INSTRUCTIONS TO FOLLOW: Tally the lines containing "color" and report the number alone.
————————
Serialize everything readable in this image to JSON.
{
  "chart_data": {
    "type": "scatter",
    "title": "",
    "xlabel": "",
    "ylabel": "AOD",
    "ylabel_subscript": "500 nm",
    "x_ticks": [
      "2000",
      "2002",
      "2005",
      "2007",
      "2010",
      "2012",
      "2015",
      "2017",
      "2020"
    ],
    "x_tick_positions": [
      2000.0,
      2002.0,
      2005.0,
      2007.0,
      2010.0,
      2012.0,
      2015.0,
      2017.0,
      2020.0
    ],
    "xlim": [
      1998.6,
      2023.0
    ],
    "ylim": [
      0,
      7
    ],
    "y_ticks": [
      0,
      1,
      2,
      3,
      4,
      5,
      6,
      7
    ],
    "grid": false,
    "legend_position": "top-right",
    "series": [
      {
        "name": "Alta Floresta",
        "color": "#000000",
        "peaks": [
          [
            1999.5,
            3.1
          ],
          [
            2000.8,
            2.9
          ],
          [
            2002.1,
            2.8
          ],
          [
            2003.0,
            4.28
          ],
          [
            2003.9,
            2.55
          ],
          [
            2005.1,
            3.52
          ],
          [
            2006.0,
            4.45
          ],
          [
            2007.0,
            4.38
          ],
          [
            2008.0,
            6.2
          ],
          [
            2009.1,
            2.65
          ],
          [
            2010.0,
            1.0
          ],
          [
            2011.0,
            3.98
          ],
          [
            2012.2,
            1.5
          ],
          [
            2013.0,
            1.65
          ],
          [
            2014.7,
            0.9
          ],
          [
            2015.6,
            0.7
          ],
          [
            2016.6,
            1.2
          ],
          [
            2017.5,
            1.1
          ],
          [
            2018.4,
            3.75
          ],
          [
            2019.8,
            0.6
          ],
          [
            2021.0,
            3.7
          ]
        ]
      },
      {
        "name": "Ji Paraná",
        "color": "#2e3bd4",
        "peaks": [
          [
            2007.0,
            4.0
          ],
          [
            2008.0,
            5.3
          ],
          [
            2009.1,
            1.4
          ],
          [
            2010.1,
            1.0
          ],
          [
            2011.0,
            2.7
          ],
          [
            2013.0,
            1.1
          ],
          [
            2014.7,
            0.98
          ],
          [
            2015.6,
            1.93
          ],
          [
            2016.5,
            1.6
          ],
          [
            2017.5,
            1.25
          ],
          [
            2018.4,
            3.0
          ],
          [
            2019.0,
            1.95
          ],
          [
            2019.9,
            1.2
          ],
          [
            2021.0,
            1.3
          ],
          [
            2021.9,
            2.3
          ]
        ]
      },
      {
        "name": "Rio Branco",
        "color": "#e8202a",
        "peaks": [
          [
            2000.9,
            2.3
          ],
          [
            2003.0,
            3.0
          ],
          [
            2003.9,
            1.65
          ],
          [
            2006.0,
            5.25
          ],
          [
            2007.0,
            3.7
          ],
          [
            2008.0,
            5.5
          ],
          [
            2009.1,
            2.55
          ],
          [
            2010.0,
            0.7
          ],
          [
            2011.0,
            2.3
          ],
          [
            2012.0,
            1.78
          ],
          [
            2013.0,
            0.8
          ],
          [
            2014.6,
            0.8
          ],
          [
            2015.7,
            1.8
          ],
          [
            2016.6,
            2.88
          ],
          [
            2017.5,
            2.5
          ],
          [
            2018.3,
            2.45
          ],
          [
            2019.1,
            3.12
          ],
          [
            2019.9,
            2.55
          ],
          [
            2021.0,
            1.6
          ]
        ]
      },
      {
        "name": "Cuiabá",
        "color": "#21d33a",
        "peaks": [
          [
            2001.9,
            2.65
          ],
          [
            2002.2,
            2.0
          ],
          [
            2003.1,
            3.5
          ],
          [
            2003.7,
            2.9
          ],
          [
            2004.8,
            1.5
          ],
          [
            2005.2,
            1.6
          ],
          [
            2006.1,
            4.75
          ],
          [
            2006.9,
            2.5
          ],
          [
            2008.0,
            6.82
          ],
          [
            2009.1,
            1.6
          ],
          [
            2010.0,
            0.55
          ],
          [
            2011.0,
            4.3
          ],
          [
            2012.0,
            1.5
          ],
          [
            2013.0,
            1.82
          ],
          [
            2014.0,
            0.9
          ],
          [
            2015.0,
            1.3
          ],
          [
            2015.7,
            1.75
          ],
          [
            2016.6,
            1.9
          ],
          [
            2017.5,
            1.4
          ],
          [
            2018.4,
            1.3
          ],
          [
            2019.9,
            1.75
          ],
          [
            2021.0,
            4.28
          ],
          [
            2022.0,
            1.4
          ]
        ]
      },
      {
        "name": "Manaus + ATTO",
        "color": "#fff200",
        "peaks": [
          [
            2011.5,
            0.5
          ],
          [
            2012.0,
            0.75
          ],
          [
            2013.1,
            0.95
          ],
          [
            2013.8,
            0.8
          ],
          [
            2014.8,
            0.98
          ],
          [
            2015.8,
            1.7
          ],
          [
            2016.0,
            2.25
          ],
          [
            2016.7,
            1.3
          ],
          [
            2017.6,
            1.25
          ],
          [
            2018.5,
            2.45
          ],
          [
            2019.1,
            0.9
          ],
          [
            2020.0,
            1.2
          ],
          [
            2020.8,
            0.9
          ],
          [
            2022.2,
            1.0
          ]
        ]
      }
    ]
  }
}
————————
EXERCISE ANSWER: 5